Set task — The records that follow should be retyped word for word.

----------------------------------------

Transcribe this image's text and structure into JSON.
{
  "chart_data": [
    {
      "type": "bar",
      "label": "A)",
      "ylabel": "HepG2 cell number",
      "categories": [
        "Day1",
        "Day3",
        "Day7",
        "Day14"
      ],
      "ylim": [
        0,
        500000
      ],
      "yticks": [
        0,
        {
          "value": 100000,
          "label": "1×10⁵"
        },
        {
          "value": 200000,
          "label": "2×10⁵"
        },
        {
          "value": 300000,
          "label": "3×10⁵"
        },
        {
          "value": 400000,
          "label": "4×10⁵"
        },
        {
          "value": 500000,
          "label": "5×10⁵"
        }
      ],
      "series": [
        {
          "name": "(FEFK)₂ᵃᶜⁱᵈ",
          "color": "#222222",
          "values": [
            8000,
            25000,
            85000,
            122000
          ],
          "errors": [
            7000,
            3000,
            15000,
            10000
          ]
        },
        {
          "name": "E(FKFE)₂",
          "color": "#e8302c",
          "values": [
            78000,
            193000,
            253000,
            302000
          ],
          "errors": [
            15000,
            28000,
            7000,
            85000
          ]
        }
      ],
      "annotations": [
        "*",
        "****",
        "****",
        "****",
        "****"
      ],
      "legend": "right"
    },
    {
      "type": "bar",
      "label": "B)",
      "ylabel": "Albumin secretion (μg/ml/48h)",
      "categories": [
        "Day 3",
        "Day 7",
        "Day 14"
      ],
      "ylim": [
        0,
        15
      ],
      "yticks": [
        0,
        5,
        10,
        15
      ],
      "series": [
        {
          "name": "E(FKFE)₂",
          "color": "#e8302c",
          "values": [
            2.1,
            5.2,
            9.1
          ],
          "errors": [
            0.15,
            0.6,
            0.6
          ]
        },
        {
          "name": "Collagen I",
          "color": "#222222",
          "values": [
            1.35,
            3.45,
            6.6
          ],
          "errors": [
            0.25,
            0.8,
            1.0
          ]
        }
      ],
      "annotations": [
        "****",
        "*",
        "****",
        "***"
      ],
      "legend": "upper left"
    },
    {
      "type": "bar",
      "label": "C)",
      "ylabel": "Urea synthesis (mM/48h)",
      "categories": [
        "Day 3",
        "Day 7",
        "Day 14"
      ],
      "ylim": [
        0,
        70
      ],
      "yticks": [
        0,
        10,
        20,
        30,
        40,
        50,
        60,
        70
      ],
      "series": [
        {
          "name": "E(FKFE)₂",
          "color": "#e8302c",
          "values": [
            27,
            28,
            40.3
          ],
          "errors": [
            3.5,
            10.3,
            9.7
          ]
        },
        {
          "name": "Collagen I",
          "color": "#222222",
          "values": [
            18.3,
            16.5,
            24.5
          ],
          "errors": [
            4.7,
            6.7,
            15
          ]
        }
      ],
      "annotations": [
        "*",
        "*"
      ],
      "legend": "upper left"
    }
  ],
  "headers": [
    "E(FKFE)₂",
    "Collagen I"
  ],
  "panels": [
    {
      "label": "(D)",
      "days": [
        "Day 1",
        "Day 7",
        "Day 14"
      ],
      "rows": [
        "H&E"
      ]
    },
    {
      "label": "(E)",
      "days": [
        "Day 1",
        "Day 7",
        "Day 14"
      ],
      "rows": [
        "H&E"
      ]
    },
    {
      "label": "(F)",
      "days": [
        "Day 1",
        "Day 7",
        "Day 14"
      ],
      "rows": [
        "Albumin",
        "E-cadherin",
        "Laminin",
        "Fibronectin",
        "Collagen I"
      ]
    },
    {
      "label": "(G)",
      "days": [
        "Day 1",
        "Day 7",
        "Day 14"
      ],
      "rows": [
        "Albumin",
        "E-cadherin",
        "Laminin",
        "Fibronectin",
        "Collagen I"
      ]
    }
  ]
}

----------------------------------------

Result —
Transcribe this image's text and structure into JSON.
{
  "chart_data": [
    {
      "type": "bar",
      "label": "A)",
      "ylabel": "HepG2 cell number",
      "categories": [
        "Day1",
        "Day3",
        "Day7",
        "Day14"
      ],
      "ylim": [
        0,
        500000
      ],
      "yticks": [
        0,
        {
          "value": 100000,
          "label": "1×10⁵"
        },
        {
          "value": 200000,
          "label": "2×10⁵"
        },
        {
          "value": 300000,
          "label": "3×10⁵"
        },
        {
          "value": 400000,
          "label": "4×10⁵"
        },
        {
          "value": 500000,
          "label": "5×10⁵"
        }
      ],
      "series": [
        {
          "name": "(FEFK)₂ᵃᶜⁱᵈ",
          "color": "#222222",
          "values": [
            8000,
            25000,
            85000,
            122000
          ],
          "errors": [
            7000,
            3000,
            15000,
            10000
          ]
        },
        {
          "name": "E(FKFE)₂",
          "color": "#e8302c",
          "values": [
            78000,
            193000,
            253000,
            302000
          ],
          "errors": [
            15000,
            28000,
            7000,
            85000
          ]
        }
      ],
      "annotations": [
        "*",
        "****",
        "****",
        "****",
        "****"
      ],
      "legend": "right"
    },
    {
      "type": "bar",
      "label": "B)",
      "ylabel": "Albumin secretion (μg/ml/48h)",
      "categories": [
        "Day 3",
        "Day 7",
        "Day 14"
      ],
      "ylim": [
        0,
        15
      ],
      "yticks": [
        0,
        5,
        10,
        15
      ],
      "series": [
        {
          "name": "E(FKFE)₂",
          "color": "#e8302c",
          "values": [
            2.1,
            5.2,
            9.1
          ],
          "errors": [
            0.15,
            0.6,
            0.6
          ]
        },
        {
          "name": "Collagen I",
          "color": "#222222",
          "values": [
            1.35,
            3.45,
            6.6
          ],
          "errors": [
            0.25,
            0.8,
            1.0
          ]
        }
      ],
      "annotations": [
        "****",
        "*",
        "****",
        "***"
      ],
      "legend": "upper left"
    },
    {
      "type": "bar",
      "label": "C)",
      "ylabel": "Urea synthesis (mM/48h)",
      "categories": [
        "Day 3",
        "Day 7",
        "Day 14"
      ],
      "ylim": [
        0,
        70
      ],
      "yticks": [
        0,
        10,
        20,
        30,
        40,
        50,
        60,
        70
      ],
      "series": [
        {
          "name": "E(FKFE)₂",
          "color": "#e8302c",
          "values": [
            27,
            28,
            40.3
          ],
          "errors": [
            3.5,
            10.3,
            9.7
          ]
        },
        {
          "name": "Collagen I",
          "color": "#222222",
          "values": [
            18.3,
            16.5,
            24.5
          ],
          "errors": [
            4.7,
            6.7,
            15
          ]
        }
      ],
      "annotations": [
        "*",
        "*"
      ],
      "legend": "upper left"
    }
  ],
  "headers": [
    "E(FKFE)₂",
    "Collagen I"
  ],
  "panels": [
    {
      "label": "(D)",
      "days": [
        "Day 1",
        "Day 7",
        "Day 14"
      ],
      "rows": [
        "H&E"
      ]
    },
    {
      "label": "(E)",
      "days": [
        "Day 1",
        "Day 7",
        "Day 14"
      ],
      "rows": [
        "H&E"
      ]
    },
    {
      "label": "(F)",
      "days": [
        "Day 1",
        "Day 7",
        "Day 14"
      ],
      "rows": [
        "Albumin",
        "E-cadherin",
        "Laminin",
        "Fibronectin",
        "Collagen I"
      ]
    },
    {
      "label": "(G)",
      "days": [
        "Day 1",
        "Day 7",
        "Day 14"
      ],
      "rows": [
        "Albumin",
        "E-cadherin",
        "Laminin",
        "Fibronectin",
        "Collagen I"
      ]
    }
  ]
}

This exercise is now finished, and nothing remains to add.